_Exercise 1_
Return each line from the entries that contains the string "hanger", matching case exactly.
— START OF Given text —
1 unit per hex: failed experiment

In Total War, the battles ARE the primary draw of the game. In Civ, it's just not. War is of primary importance, but micromanaging combat is not. Civ is already a time vampire, imagining zooming in on EVERY battle like in Total War...

Plus, that's ALOT of combat modeling, and it frankly only works for melee era units. Once you hit the US Civil War you start to run into problems modeling combat...

That's one of the reasons the CTP2 tactical screen would work I think for Civ(n). Once you've got the right stack, you commit. The only decision when you are on that screen is to retreat or not.
 
Can a defender of 1upt please tell me how having an archer one tile behind the line, firing over a spearmen unit is deferant than, having a archer cower behind, but in the same tile as the spearmen with a firing range of only 1?
 
Can a defender of 1upt please tell me how having an archer one tile behind the line, firing over a spearmen unit is deferant than, having a archer cower behind, but in the same tile as the spearmen with a firing range of only 1?

Although I'm not an 1UPT fanatic (I'm building a MOD to improve it here)... I think I can answer this: Horsemen... If you position them properly, you can devastate archers. Of course, you also have to coordinate your attack so that you at least damage the spearman enough so that he isn't a threat to destoy your Horseman (or UU) with a counter attack. The zone of controls keep other melee units from going around the spearman easily, but with a combined arms attack, you can ruin someone's (usually the AI's) day.

1UPT allows for the possibility to destroy the archer outright and bypass the spearman, while stack requires the horseman to go through the Spearman to get to the the archers (which isn't a good idea for the Horsemen)
 
A lot of the problems with "shuffling" seem avoidable if we could stack unlimited units within cities but only allow one to attack or move per turn.

The "board game versus sim game" seems to have taken root, but IMO some portion of Civ IV was actually a "player versus environment game" as well. By that I mean the player is set in some set of circumstances where he or she has to prevail against challenges that are actually not balanced as if rival players are equals, but rather simply obstacles that have to be overcome. Someone will be offended by the comparison, but it's similar to how a game like Mario Brothers works (i.e. the levels, bosses, and enemies are not considered "equals" to the player, they are simply "challenges"). The religion system, in particular, struck me this way in Civ IV.
— END OF Given text —
— START OF Exercise input —
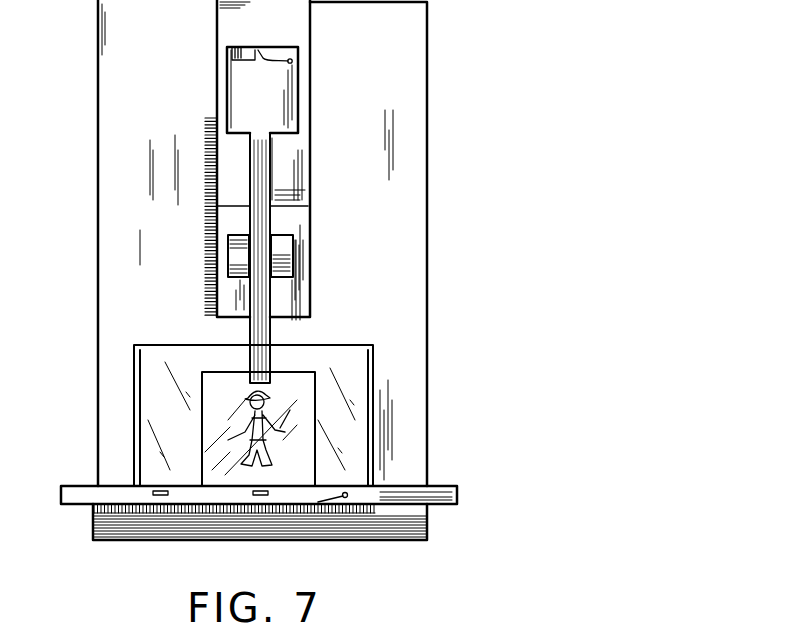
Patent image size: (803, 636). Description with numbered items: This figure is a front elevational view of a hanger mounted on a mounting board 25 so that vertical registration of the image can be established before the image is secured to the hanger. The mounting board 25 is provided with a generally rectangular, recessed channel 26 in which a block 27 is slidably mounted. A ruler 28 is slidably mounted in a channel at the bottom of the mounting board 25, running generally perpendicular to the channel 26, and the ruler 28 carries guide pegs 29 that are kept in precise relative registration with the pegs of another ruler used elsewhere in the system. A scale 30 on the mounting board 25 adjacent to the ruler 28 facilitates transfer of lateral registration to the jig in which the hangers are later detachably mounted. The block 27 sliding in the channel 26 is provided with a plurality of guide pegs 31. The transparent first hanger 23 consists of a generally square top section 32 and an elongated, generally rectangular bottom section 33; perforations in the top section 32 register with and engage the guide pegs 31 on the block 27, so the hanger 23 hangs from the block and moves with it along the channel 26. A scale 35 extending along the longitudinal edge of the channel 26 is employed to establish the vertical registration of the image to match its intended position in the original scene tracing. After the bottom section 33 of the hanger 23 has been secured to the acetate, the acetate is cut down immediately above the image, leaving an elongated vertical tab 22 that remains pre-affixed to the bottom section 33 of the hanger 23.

The elongated vertical tab 22 is at (250, 365).
The first hanger 23 is at (216, 97).
The mounting board 25 is at (427, 352).
The recessed channel 26 is at (298, 262).
The block 27 is at (300, 185).
The ruler 28 is at (457, 497).
The guide pegs 29 is at (345, 498).
The scale 30 is at (340, 515).
The guide pegs 31 is at (260, 55).
The top section 32 is at (290, 108).
The bottom section 33 is at (262, 322).
The scale 35 is at (205, 258).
— END OF Exercise input —
_Exercise 2_
In the discussion of one unit per hex, what is the only decision a player makes on the CTP2 tactical screen?

_Task result 1_
Patent image size: (803, 636). Description with numbered items: This figure is a front elevational view of a hanger mounted on a mounting board 25 so that vertical registration of the image can be established before the image is secured to the hanger. The mounting board 25 is provided with a generally rectangular, recessed channel 26 in which a block 27 is slidably mounted. A ruler 28 is slidably mounted in a channel at the bottom of the mounting board 25, running generally perpendicular to the channel 26, and the ruler 28 carries guide pegs 29 that are kept in precise relative registration with the pegs of another ruler used elsewhere in the system. A scale 30 on the mounting board 25 adjacent to the ruler 28 facilitates transfer of lateral registration to the jig in which the hangers are later detachably mounted. The block 27 sliding in the channel 26 is provided with a plurality of guide pegs 31. The transparent first hanger 23 consists of a generally square top section 32 and an elongated, generally rectangular bottom section 33; perforations in the top section 32 register with and engage the guide pegs 31 on the block 27, so the hanger 23 hangs from the block and moves with it along the channel 26. A scale 35 extending along the longitudinal edge of the channel 26 is employed to establish the vertical registration of the image to match its intended position in the original scene tracing. After the bottom section 33 of the hanger 23 has been secured to the acetate, the acetate is cut down immediately above the image, leaving an elongated vertical tab 22 that remains pre-affixed to the bottom section 33 of the hanger 23.
The first hanger 23 is at (216, 97).

_Task result 2_
Whether to retreat or not.